Your goal: Transcribe the material exactly. Images do not belong in the copy.
━━━━━ Supplied information ━━━━━
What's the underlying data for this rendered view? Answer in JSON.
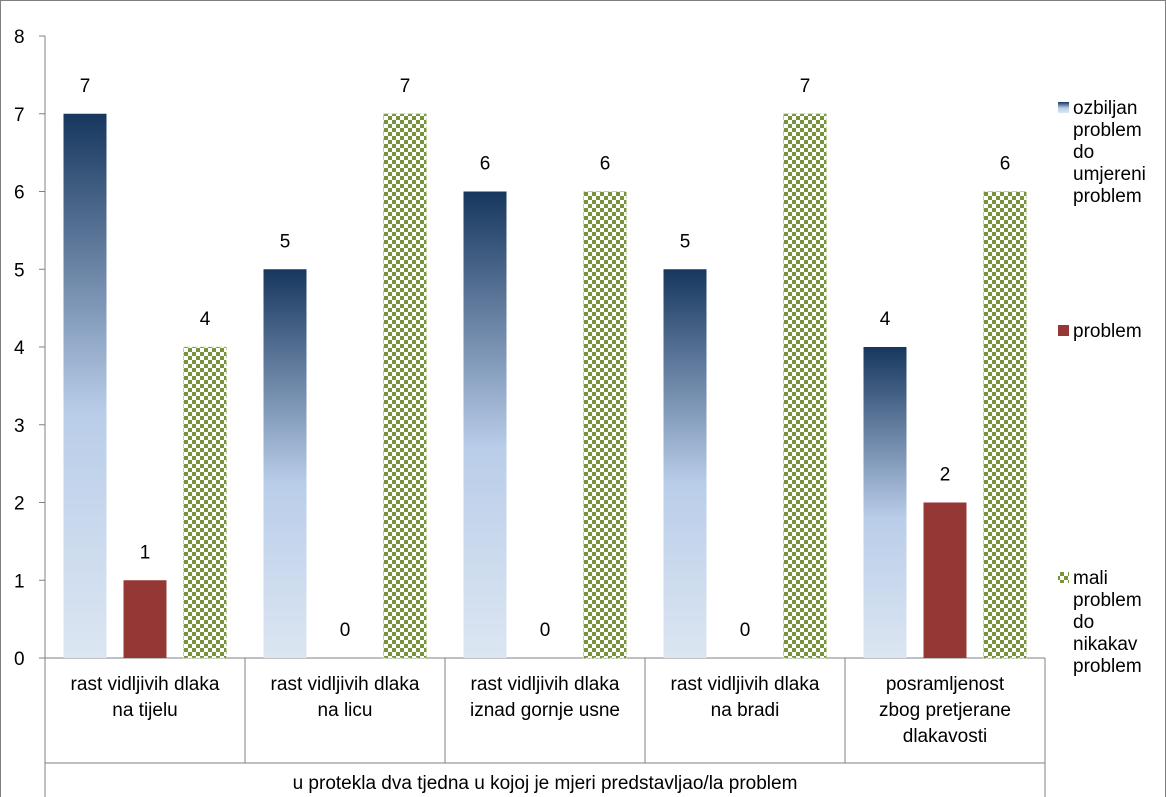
{
  "chart_data": {
    "type": "bar",
    "title": "",
    "xlabel": "u protekla dva tjedna u kojoj je mjeri predstavljao/la problem",
    "ylabel": "",
    "ylim": [
      0,
      8
    ],
    "yticks": [
      "0",
      "1",
      "2",
      "3",
      "4",
      "5",
      "6",
      "7",
      "8"
    ],
    "categories": [
      [
        "rast vidljivih dlaka",
        "na tijelu"
      ],
      [
        "rast vidljivih dlaka",
        "na licu"
      ],
      [
        "rast vidljivih dlaka",
        "iznad gornje usne"
      ],
      [
        "rast vidljivih dlaka",
        "na bradi"
      ],
      [
        "posramljenost",
        "zbog pretjerane",
        "dlakavosti"
      ]
    ],
    "series": [
      {
        "name": [
          "ozbiljan",
          "problem",
          "do",
          "umjereni",
          "problem"
        ],
        "values": [
          7,
          5,
          6,
          5,
          4
        ],
        "color": "#1f3864",
        "fill": "gradient-blue"
      },
      {
        "name": [
          "problem"
        ],
        "values": [
          1,
          0,
          0,
          0,
          2
        ],
        "color": "#953735",
        "fill": "solid"
      },
      {
        "name": [
          "mali",
          "problem",
          "do",
          "nikakav",
          "problem"
        ],
        "values": [
          4,
          7,
          6,
          7,
          6
        ],
        "color": "#77933c",
        "fill": "checker-green"
      }
    ],
    "data_labels": true,
    "grid": false,
    "legend_position": "right"
  }
}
━━━━━
Solution below:
What's the underlying data for this rendered view? Answer in JSON.
{
  "chart_data": {
    "type": "bar",
    "title": "",
    "xlabel": "u protekla dva tjedna u kojoj je mjeri predstavljao/la problem",
    "ylabel": "",
    "ylim": [
      0,
      8
    ],
    "yticks": [
      "0",
      "1",
      "2",
      "3",
      "4",
      "5",
      "6",
      "7",
      "8"
    ],
    "categories": [
      [
        "rast vidljivih dlaka",
        "na tijelu"
      ],
      [
        "rast vidljivih dlaka",
        "na licu"
      ],
      [
        "rast vidljivih dlaka",
        "iznad gornje usne"
      ],
      [
        "rast vidljivih dlaka",
        "na bradi"
      ],
      [
        "posramljenost",
        "zbog pretjerane",
        "dlakavosti"
      ]
    ],
    "series": [
      {
        "name": [
          "ozbiljan",
          "problem",
          "do",
          "umjereni",
          "problem"
        ],
        "values": [
          7,
          5,
          6,
          5,
          4
        ],
        "color": "#1f3864",
        "fill": "gradient-blue"
      },
      {
        "name": [
          "problem"
        ],
        "values": [
          1,
          0,
          0,
          0,
          2
        ],
        "color": "#953735",
        "fill": "solid"
      },
      {
        "name": [
          "mali",
          "problem",
          "do",
          "nikakav",
          "problem"
        ],
        "values": [
          4,
          7,
          6,
          7,
          6
        ],
        "color": "#77933c",
        "fill": "checker-green"
      }
    ],
    "data_labels": true,
    "grid": false,
    "legend_position": "right"
  }
}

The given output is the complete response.